**DATASET EXTRACT**
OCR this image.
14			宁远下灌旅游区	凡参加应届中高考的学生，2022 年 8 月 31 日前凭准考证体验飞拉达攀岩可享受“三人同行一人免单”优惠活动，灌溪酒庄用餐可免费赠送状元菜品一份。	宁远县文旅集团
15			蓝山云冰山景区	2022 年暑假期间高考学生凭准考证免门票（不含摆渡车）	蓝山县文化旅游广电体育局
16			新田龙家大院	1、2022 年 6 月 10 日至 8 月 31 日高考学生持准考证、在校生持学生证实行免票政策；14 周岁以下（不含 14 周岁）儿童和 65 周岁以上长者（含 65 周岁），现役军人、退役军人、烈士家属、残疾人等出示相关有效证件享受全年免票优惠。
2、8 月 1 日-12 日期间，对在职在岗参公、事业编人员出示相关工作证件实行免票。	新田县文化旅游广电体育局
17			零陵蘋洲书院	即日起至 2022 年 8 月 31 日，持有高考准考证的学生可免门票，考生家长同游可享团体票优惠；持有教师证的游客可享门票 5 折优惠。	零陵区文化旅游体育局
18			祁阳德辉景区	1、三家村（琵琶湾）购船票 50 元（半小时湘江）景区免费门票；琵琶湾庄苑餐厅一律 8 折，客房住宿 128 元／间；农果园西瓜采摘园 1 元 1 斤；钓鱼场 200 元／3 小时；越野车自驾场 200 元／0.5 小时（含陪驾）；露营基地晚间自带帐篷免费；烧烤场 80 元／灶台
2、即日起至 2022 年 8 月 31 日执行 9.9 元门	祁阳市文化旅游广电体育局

**TASK TO COMPLETE**
Copy out every entry again, exactly as it was given.

**OUTPUT FOR THIS TASK**
OCR this image.
14			宁远下灌旅游区	凡参加应届中高考的学生，2022 年 8 月 31 日前凭准考证体验飞拉达攀岩可享受“三人同行一人免单”优惠活动，灌溪酒庄用餐可免费赠送状元菜品一份。	宁远县文旅集团
15			蓝山云冰山景区	2022 年暑假期间高考学生凭准考证免门票（不含摆渡车）	蓝山县文化旅游广电体育局
16			新田龙家大院	1、2022 年 6 月 10 日至 8 月 31 日高考学生持准考证、在校生持学生证实行免票政策；14 周岁以下（不含 14 周岁）儿童和 65 周岁以上长者（含 65 周岁），现役军人、退役军人、烈士家属、残疾人等出示相关有效证件享受全年免票优惠。
2、8 月 1 日-12 日期间，对在职在岗参公、事业编人员出示相关工作证件实行免票。	新田县文化旅游广电体育局
17			零陵蘋洲书院	即日起至 2022 年 8 月 31 日，持有高考准考证的学生可免门票，考生家长同游可享团体票优惠；持有教师证的游客可享门票 5 折优惠。	零陵区文化旅游体育局
18			祁阳德辉景区	1、三家村（琵琶湾）购船票 50 元（半小时湘江）景区免费门票；琵琶湾庄苑餐厅一律 8 折，客房住宿 128 元／间；农果园西瓜采摘园 1 元 1 斤；钓鱼场 200 元／3 小时；越野车自驾场 200 元／0.5 小时（含陪驾）；露营基地晚间自带帐篷免费；烧烤场 80 元／灶台
2、即日起至 2022 年 8 月 31 日执行 9.9 元门	祁阳市文化旅游广电体育局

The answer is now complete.